— Start of EXTRACTED ENTRIES —

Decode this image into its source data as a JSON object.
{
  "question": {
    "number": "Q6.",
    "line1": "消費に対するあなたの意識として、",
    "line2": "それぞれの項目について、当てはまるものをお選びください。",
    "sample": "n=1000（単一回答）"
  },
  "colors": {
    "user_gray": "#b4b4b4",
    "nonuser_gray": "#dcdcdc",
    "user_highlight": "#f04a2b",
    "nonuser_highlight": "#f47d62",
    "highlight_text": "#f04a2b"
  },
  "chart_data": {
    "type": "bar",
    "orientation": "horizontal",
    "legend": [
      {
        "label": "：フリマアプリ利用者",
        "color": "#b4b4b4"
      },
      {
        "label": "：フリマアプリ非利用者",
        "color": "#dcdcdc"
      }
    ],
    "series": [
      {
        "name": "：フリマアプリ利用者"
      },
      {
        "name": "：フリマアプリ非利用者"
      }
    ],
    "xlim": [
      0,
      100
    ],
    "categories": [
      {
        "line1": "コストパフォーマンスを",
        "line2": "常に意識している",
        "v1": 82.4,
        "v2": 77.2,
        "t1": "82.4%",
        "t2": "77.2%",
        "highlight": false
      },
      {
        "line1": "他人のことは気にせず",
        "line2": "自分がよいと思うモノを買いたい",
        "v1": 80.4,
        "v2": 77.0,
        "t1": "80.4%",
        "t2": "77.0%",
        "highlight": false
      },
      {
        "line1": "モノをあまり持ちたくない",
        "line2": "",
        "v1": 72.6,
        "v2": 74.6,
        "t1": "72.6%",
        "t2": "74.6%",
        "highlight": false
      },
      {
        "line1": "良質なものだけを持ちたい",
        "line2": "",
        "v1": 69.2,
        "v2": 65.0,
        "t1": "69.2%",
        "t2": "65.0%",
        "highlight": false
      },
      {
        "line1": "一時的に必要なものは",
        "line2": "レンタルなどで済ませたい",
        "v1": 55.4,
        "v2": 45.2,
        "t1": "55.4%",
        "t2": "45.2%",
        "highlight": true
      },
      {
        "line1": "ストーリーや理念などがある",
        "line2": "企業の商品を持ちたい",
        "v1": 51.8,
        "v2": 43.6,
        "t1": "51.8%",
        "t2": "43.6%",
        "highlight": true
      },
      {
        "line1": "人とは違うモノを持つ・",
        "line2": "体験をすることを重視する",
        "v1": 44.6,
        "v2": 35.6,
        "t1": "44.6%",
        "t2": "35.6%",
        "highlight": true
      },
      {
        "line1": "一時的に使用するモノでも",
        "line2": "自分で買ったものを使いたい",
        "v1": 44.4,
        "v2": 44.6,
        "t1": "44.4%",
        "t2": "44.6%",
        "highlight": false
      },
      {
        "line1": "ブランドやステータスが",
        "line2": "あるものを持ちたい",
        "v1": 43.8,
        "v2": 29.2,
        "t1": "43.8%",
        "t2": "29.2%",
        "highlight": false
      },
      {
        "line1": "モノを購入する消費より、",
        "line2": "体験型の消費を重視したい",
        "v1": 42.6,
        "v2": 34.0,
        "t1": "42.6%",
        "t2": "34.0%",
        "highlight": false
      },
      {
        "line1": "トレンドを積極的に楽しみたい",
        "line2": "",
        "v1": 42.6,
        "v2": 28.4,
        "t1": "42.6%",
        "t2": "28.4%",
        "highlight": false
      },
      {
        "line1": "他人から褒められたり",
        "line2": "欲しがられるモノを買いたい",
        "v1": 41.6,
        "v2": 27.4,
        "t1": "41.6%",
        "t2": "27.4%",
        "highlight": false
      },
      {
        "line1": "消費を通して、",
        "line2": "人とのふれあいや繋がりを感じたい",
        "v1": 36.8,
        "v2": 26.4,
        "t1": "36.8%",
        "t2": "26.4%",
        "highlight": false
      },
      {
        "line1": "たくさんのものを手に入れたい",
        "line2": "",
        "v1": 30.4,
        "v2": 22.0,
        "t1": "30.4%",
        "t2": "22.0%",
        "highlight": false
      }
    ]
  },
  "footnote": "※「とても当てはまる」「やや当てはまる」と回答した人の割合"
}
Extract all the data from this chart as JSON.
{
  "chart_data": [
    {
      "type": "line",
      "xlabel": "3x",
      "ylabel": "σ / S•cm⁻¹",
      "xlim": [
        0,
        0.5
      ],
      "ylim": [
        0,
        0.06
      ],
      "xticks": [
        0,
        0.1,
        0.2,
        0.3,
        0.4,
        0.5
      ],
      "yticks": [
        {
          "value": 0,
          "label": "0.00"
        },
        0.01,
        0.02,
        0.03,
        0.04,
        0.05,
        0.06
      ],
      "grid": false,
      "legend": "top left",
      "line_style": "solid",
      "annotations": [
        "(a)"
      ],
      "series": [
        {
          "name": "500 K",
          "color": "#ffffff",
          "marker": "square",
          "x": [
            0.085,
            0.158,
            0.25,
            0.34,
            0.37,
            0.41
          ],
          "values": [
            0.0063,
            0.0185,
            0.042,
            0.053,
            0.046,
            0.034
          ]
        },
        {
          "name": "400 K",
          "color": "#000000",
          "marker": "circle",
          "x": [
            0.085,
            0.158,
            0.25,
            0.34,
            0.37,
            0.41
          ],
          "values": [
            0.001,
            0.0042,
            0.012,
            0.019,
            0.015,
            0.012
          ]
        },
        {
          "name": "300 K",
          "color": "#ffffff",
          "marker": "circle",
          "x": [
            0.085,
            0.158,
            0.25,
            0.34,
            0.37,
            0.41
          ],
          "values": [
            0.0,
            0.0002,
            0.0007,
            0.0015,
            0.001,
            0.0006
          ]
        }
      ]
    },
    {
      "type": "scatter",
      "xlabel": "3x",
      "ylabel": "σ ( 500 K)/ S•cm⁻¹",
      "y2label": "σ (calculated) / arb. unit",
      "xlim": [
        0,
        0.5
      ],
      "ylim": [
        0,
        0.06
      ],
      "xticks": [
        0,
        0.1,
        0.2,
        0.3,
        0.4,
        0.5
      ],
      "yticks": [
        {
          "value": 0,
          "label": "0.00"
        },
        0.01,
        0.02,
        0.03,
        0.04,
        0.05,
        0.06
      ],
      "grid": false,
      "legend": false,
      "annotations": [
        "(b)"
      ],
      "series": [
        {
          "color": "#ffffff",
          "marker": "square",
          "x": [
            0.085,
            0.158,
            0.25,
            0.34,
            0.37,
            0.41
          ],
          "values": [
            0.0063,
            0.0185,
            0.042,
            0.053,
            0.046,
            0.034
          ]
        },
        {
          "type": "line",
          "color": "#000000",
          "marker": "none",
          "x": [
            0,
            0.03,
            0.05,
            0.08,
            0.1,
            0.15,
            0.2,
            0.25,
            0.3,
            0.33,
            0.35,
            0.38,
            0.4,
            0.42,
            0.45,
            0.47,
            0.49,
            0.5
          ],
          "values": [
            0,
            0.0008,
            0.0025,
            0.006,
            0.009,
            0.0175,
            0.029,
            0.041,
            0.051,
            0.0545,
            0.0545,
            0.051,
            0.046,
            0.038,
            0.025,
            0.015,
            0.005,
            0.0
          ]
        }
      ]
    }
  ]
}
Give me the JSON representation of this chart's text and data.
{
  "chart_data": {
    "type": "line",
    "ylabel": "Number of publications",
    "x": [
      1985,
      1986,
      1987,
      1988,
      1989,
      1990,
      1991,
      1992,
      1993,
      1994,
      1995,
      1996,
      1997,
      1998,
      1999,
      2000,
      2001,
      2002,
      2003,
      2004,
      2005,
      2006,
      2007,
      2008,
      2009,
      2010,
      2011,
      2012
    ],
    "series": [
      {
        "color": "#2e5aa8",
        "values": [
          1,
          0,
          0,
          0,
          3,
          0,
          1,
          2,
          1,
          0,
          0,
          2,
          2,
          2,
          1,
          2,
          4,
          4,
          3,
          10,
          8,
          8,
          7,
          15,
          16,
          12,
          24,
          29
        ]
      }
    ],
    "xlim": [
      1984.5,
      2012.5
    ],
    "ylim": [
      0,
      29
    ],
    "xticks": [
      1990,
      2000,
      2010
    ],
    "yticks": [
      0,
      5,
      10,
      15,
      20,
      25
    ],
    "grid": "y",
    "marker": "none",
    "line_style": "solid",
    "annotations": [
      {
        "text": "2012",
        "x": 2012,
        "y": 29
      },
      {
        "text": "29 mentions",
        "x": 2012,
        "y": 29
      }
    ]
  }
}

— End of EXTRACTED ENTRIES —

__EXERCISE OBJECTIVE__
Your answer should be only a number: how many lines of the data above contain the string "type"?

__ANSWER TO THIS EXERCISE__
5